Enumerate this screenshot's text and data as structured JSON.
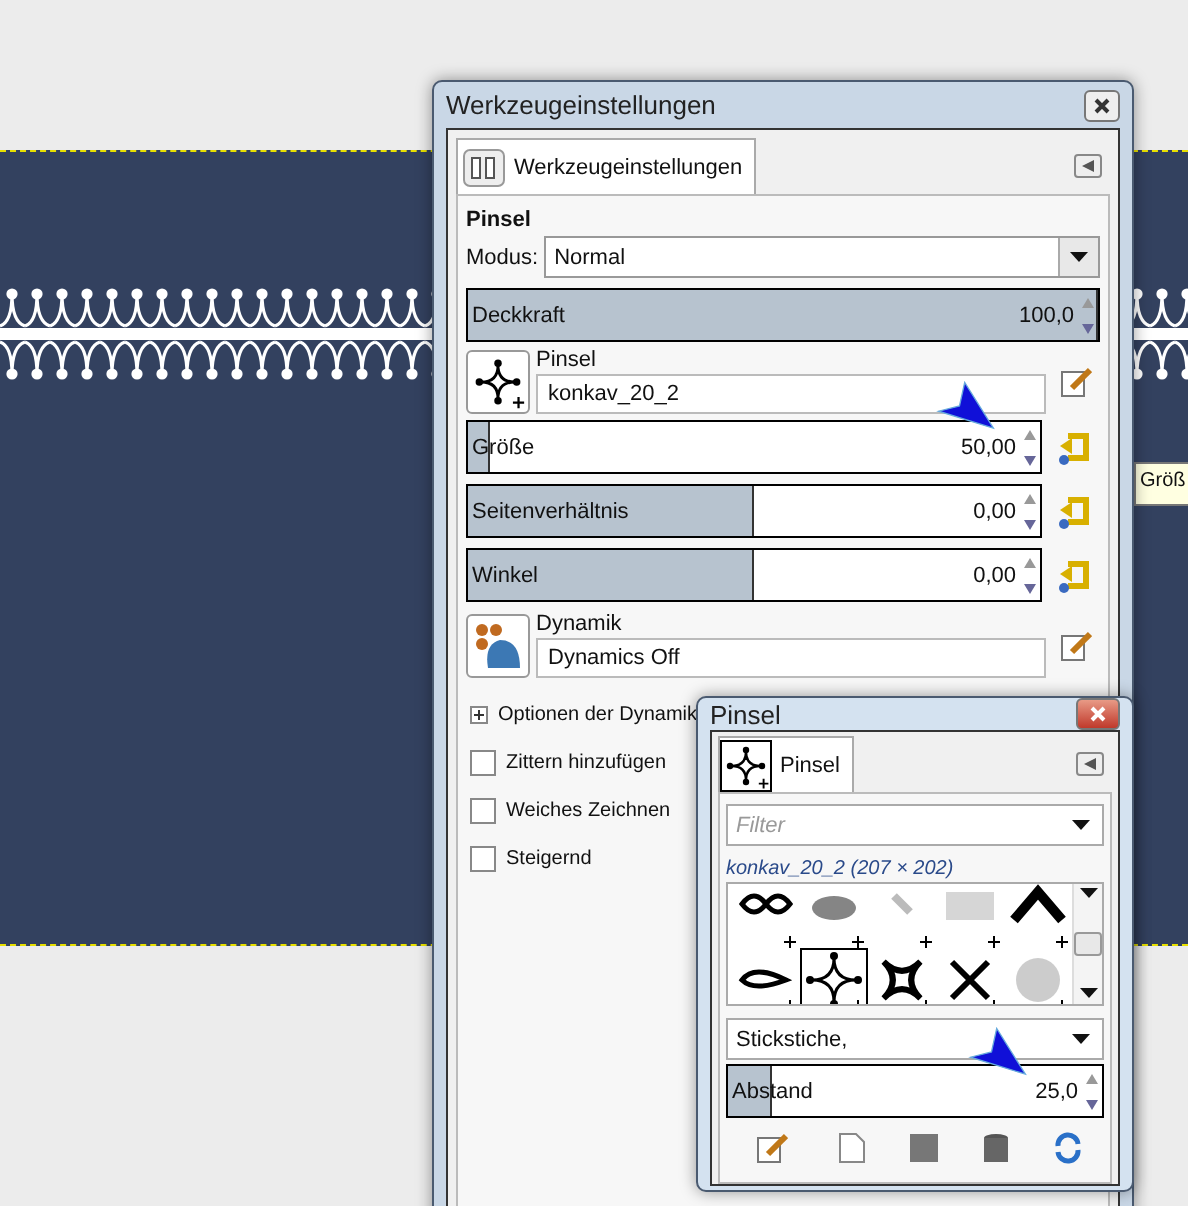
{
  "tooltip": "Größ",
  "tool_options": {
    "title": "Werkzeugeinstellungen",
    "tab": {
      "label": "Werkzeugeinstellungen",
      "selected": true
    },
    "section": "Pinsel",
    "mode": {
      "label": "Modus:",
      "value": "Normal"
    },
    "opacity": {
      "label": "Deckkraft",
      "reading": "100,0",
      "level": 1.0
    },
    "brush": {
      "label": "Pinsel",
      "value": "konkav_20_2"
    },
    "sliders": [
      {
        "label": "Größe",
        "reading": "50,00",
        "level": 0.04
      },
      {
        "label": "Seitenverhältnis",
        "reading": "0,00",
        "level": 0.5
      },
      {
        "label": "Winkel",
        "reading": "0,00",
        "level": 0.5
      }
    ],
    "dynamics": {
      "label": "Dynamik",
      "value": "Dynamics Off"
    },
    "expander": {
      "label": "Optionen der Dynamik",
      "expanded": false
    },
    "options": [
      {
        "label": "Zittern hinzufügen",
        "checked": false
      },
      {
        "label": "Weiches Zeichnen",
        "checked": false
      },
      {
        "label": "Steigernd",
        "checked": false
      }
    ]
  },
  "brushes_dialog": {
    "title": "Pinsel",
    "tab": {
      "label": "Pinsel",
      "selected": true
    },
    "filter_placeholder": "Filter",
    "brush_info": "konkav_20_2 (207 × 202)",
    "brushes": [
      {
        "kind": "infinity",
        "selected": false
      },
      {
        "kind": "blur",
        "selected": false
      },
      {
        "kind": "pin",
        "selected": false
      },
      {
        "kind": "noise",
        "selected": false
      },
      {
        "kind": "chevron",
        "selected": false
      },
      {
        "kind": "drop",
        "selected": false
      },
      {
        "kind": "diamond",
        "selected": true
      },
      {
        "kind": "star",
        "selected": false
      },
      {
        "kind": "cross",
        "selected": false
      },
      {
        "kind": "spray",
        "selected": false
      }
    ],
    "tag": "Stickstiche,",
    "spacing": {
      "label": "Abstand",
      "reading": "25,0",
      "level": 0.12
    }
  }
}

...

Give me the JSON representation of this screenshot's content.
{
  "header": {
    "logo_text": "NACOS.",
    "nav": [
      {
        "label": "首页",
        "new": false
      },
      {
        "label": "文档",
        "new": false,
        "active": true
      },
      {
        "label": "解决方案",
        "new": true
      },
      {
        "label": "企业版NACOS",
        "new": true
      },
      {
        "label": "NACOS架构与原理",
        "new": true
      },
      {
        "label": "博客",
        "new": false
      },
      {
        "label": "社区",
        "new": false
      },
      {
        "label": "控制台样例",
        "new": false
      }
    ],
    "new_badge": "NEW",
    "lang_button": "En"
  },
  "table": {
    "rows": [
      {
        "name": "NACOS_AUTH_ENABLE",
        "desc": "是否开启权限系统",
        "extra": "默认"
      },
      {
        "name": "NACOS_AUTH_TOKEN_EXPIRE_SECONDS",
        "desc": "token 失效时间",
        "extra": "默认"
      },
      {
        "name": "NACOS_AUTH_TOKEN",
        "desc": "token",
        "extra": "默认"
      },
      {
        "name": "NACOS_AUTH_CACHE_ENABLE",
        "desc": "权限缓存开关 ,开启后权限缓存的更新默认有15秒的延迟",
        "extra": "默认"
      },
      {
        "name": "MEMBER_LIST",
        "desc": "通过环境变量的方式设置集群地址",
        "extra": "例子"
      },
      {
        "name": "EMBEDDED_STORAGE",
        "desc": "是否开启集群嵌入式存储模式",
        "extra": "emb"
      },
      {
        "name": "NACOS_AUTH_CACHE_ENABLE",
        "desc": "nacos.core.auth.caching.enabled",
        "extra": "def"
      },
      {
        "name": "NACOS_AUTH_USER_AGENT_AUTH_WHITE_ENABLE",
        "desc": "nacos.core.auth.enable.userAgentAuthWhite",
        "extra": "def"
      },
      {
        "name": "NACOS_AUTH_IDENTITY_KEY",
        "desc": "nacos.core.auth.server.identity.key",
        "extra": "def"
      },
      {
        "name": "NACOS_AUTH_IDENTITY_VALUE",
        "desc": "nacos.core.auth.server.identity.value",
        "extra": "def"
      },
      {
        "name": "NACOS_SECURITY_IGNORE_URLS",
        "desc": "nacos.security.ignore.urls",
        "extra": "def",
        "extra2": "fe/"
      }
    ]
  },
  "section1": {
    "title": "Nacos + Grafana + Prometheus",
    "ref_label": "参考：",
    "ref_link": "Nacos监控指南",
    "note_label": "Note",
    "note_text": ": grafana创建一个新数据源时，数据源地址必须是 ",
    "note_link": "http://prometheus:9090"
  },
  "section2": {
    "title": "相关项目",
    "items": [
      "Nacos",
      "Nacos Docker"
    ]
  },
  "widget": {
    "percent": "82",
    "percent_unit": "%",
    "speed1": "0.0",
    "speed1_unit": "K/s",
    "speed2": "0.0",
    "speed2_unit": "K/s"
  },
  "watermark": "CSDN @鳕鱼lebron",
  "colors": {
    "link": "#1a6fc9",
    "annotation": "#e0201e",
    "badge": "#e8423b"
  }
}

▶ _Given request_: Where a line contains the string "level", extract that line.

▶ _Exercise answer_:
      "level": 1.0
        "level": 0.04
        "level": 0.5
        "level": 0.5
      "level": 0.12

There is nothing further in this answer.